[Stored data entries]
## Begin
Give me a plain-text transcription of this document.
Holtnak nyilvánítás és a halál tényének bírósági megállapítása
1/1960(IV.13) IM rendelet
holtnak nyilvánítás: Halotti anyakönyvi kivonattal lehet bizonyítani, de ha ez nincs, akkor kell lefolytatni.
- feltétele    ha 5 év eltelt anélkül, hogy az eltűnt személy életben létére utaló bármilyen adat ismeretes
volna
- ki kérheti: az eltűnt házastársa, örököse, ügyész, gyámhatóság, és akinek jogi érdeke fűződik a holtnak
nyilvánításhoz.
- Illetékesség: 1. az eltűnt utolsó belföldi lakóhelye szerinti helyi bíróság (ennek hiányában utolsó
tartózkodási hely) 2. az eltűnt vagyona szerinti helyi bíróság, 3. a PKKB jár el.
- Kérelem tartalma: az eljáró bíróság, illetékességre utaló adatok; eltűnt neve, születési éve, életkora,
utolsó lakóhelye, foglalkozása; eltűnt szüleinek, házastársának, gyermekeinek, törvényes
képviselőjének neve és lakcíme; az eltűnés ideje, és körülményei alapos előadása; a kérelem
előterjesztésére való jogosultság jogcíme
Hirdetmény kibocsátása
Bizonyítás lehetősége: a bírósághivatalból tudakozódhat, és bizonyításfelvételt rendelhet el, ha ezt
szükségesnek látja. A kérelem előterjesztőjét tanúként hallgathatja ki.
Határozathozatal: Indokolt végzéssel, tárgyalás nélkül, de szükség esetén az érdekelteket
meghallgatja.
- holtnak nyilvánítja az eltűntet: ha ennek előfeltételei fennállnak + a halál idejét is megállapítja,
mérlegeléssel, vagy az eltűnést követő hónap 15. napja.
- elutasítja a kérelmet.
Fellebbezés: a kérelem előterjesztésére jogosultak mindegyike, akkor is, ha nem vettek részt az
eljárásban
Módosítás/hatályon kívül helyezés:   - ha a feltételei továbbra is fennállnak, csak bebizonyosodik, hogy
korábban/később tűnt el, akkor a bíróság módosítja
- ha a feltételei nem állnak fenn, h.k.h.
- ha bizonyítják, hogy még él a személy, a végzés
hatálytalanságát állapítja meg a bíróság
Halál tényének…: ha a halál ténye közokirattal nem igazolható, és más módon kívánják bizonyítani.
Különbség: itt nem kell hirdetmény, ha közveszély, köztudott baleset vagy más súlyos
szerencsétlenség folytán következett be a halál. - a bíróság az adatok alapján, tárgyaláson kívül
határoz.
## End
Every line above needs to be retyped exactly.

Task result:
Give me a plain-text transcription of this document.
Holtnak nyilvánítás és a halál tényének bírósági megállapítása
1/1960(IV.13) IM rendelet
holtnak nyilvánítás: Halotti anyakönyvi kivonattal lehet bizonyítani, de ha ez nincs, akkor kell lefolytatni.
- feltétele    ha 5 év eltelt anélkül, hogy az eltűnt személy életben létére utaló bármilyen adat ismeretes
volna
- ki kérheti: az eltűnt házastársa, örököse, ügyész, gyámhatóság, és akinek jogi érdeke fűződik a holtnak
nyilvánításhoz.
- Illetékesség: 1. az eltűnt utolsó belföldi lakóhelye szerinti helyi bíróság (ennek hiányában utolsó
tartózkodási hely) 2. az eltűnt vagyona szerinti helyi bíróság, 3. a PKKB jár el.
- Kérelem tartalma: az eljáró bíróság, illetékességre utaló adatok; eltűnt neve, születési éve, életkora,
utolsó lakóhelye, foglalkozása; eltűnt szüleinek, házastársának, gyermekeinek, törvényes
képviselőjének neve és lakcíme; az eltűnés ideje, és körülményei alapos előadása; a kérelem
előterjesztésére való jogosultság jogcíme
Hirdetmény kibocsátása
Bizonyítás lehetősége: a bírósághivatalból tudakozódhat, és bizonyításfelvételt rendelhet el, ha ezt
szükségesnek látja. A kérelem előterjesztőjét tanúként hallgathatja ki.
Határozathozatal: Indokolt végzéssel, tárgyalás nélkül, de szükség esetén az érdekelteket
meghallgatja.
- holtnak nyilvánítja az eltűntet: ha ennek előfeltételei fennállnak + a halál idejét is megállapítja,
mérlegeléssel, vagy az eltűnést követő hónap 15. napja.
- elutasítja a kérelmet.
Fellebbezés: a kérelem előterjesztésére jogosultak mindegyike, akkor is, ha nem vettek részt az
eljárásban
Módosítás/hatályon kívül helyezés:   - ha a feltételei továbbra is fennállnak, csak bebizonyosodik, hogy
korábban/később tűnt el, akkor a bíróság módosítja
- ha a feltételei nem állnak fenn, h.k.h.
- ha bizonyítják, hogy még él a személy, a végzés
hatálytalanságát állapítja meg a bíróság
Halál tényének…: ha a halál ténye közokirattal nem igazolható, és más módon kívánják bizonyítani.
Különbség: itt nem kell hirdetmény, ha közveszély, köztudott baleset vagy más súlyos
szerencsétlenség folytán következett be a halál. - a bíróság az adatok alapján, tárgyaláson kívül
határoz.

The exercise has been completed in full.